• [Directive]: Repeat every line exactly, keeping the pictures out of the copy.

• [Material for this exercise]:
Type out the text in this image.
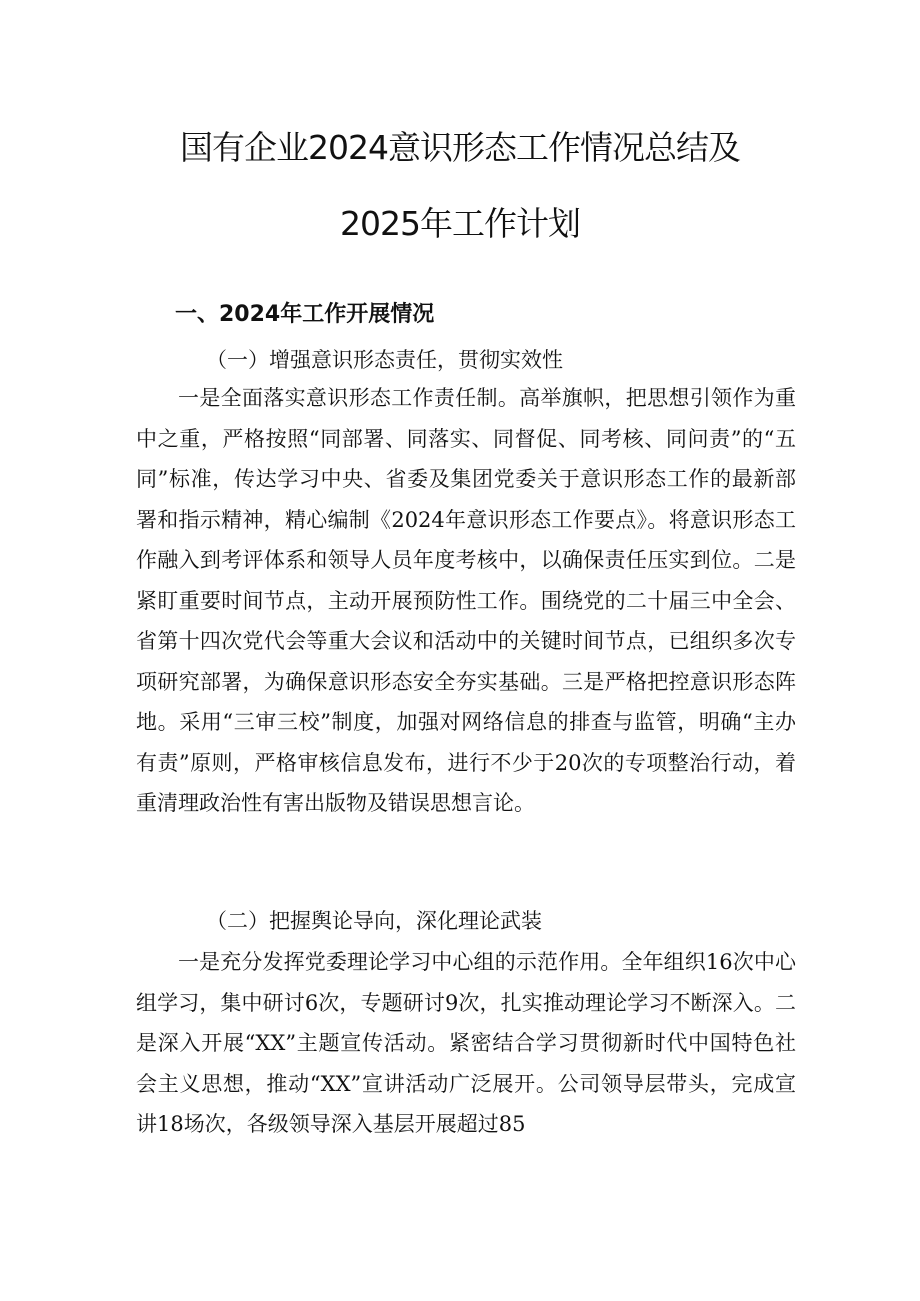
国有企业2024意识形态工作情况总结及
2025年工作计划
一、2024年工作开展情况
（一）增强意识形态责任，贯彻实效性

一是全面落实意识形态工作责任制。高举旗帜，把思想引领作为重中之重，严格按照“同部署、同落实、同督促、同考核、同问责”的“五同”标准，传达学习中央、省委及集团党委关于意识形态工作的最新部署和指示精神，精心编制《2024年意识形态工作要点》。将意识形态工作融入到考评体系和领导人员年度考核中，以确保责任压实到位。二是紧盯重要时间节点，主动开展预防性工作。围绕党的二十届三中全会、省第十四次党代会等重大会议和活动中的关键时间节点，已组织多次专项研究部署，为确保意识形态安全夯实基础。三是严格把控意识形态阵地。采用“三审三校”制度，加强对网络信息的排查与监管，明确“主办有责”原则，严格审核信息发布，进行不少于20次的专项整治行动，着重清理政治性有害出版物及错误思想言论。

（二）把握舆论导向，深化理论武装

一是充分发挥党委理论学习中心组的示范作用。全年组织16次中心组学习，集中研讨6次，专题研讨9次，扎实推动理论学习不断深入。二是深入开展“XX”主题宣传活动。紧密结合学习贯彻新时代中国特色社会主义思想，推动“XX”宣讲活动广泛展开。公司领导层带头，完成宣讲18场次，各级领导深入基层开展超过85
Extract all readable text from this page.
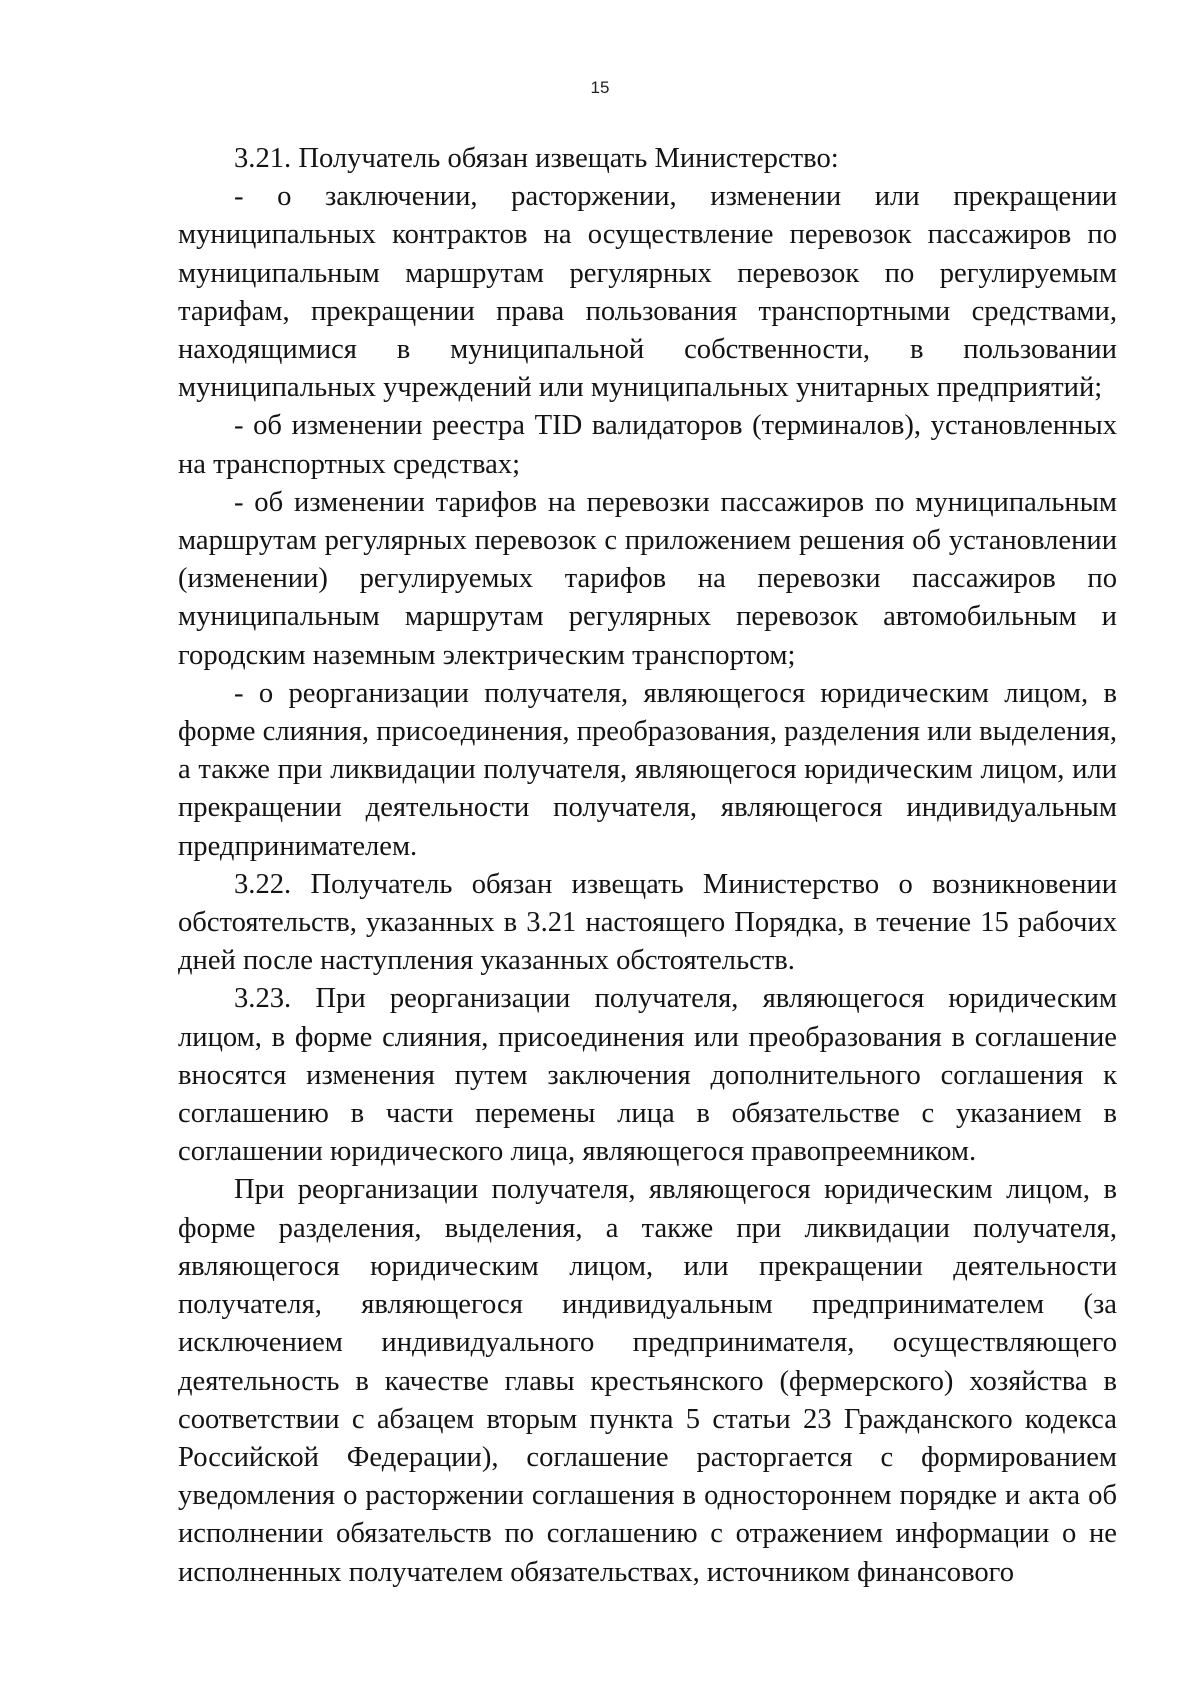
15

3.21. Получатель обязан извещать Министерство:

- о заключении, расторжении, изменении или прекращении муниципальных контрактов на осуществление перевозок пассажиров по муниципальным маршрутам регулярных перевозок по регулируемым тарифам, прекращении права пользования транспортными средствами, находящимися в муниципальной собственности, в пользовании муниципальных учреждений или муниципальных унитарных предприятий;

- об изменении реестра TID валидаторов (терминалов), установленных на транспортных средствах;

- об изменении тарифов на перевозки пассажиров по муниципальным маршрутам регулярных перевозок с приложением решения об установлении (изменении) регулируемых тарифов на перевозки пассажиров по муниципальным маршрутам регулярных перевозок автомобильным и городским наземным электрическим транспортом;

- о реорганизации получателя, являющегося юридическим лицом, в форме слияния, присоединения, преобразования, разделения или выделения, а также при ликвидации получателя, являющегося юридическим лицом, или прекращении деятельности получателя, являющегося индивидуальным предпринимателем.

3.22. Получатель обязан извещать Министерство о возникновении обстоятельств, указанных в 3.21 настоящего Порядка, в течение 15 рабочих дней после наступления указанных обстоятельств.

3.23. При реорганизации получателя, являющегося юридическим лицом, в форме слияния, присоединения или преобразования в соглашение вносятся изменения путем заключения дополнительного соглашения к соглашению в части перемены лица в обязательстве с указанием в соглашении юридического лица, являющегося правопреемником.

При реорганизации получателя, являющегося юридическим лицом, в форме разделения, выделения, а также при ликвидации получателя, являющегося юридическим лицом, или прекращении деятельности получателя, являющегося индивидуальным предпринимателем (за исключением индивидуального предпринимателя, осуществляющего деятельность в качестве главы крестьянского (фермерского) хозяйства в соответствии с абзацем вторым пункта 5 статьи 23 Гражданского кодекса Российской Федерации), соглашение расторгается с формированием уведомления о расторжении соглашения в одностороннем порядке и акта об исполнении обязательств по соглашению с отражением информации о не исполненных получателем обязательствах, источником финансового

• [Task response]:
Type out the text in this image.
国有企业2024意识形态工作情况总结及
2025年工作计划
一、2024年工作开展情况
（一）增强意识形态责任，贯彻实效性

一是全面落实意识形态工作责任制。高举旗帜，把思想引领作为重中之重，严格按照“同部署、同落实、同督促、同考核、同问责”的“五同”标准，传达学习中央、省委及集团党委关于意识形态工作的最新部署和指示精神，精心编制《2024年意识形态工作要点》。将意识形态工作融入到考评体系和领导人员年度考核中，以确保责任压实到位。二是紧盯重要时间节点，主动开展预防性工作。围绕党的二十届三中全会、省第十四次党代会等重大会议和活动中的关键时间节点，已组织多次专项研究部署，为确保意识形态安全夯实基础。三是严格把控意识形态阵地。采用“三审三校”制度，加强对网络信息的排查与监管，明确“主办有责”原则，严格审核信息发布，进行不少于20次的专项整治行动，着重清理政治性有害出版物及错误思想言论。

（二）把握舆论导向，深化理论武装

一是充分发挥党委理论学习中心组的示范作用。全年组织16次中心组学习，集中研讨6次，专题研讨9次，扎实推动理论学习不断深入。二是深入开展“XX”主题宣传活动。紧密结合学习贯彻新时代中国特色社会主义思想，推动“XX”宣讲活动广泛展开。公司领导层带头，完成宣讲18场次，各级领导深入基层开展超过85
Extract all readable text from this page.
15

3.21. Получатель обязан извещать Министерство:

- о заключении, расторжении, изменении или прекращении муниципальных контрактов на осуществление перевозок пассажиров по муниципальным маршрутам регулярных перевозок по регулируемым тарифам, прекращении права пользования транспортными средствами, находящимися в муниципальной собственности, в пользовании муниципальных учреждений или муниципальных унитарных предприятий;

- об изменении реестра TID валидаторов (терминалов), установленных на транспортных средствах;

- об изменении тарифов на перевозки пассажиров по муниципальным маршрутам регулярных перевозок с приложением решения об установлении (изменении) регулируемых тарифов на перевозки пассажиров по муниципальным маршрутам регулярных перевозок автомобильным и городским наземным электрическим транспортом;

- о реорганизации получателя, являющегося юридическим лицом, в форме слияния, присоединения, преобразования, разделения или выделения, а также при ликвидации получателя, являющегося юридическим лицом, или прекращении деятельности получателя, являющегося индивидуальным предпринимателем.

3.22. Получатель обязан извещать Министерство о возникновении обстоятельств, указанных в 3.21 настоящего Порядка, в течение 15 рабочих дней после наступления указанных обстоятельств.

3.23. При реорганизации получателя, являющегося юридическим лицом, в форме слияния, присоединения или преобразования в соглашение вносятся изменения путем заключения дополнительного соглашения к соглашению в части перемены лица в обязательстве с указанием в соглашении юридического лица, являющегося правопреемником.

При реорганизации получателя, являющегося юридическим лицом, в форме разделения, выделения, а также при ликвидации получателя, являющегося юридическим лицом, или прекращении деятельности получателя, являющегося индивидуальным предпринимателем (за исключением индивидуального предпринимателя, осуществляющего деятельность в качестве главы крестьянского (фермерского) хозяйства в соответствии с абзацем вторым пункта 5 статьи 23 Гражданского кодекса Российской Федерации), соглашение расторгается с формированием уведомления о расторжении соглашения в одностороннем порядке и акта об исполнении обязательств по соглашению с отражением информации о не исполненных получателем обязательствах, источником финансового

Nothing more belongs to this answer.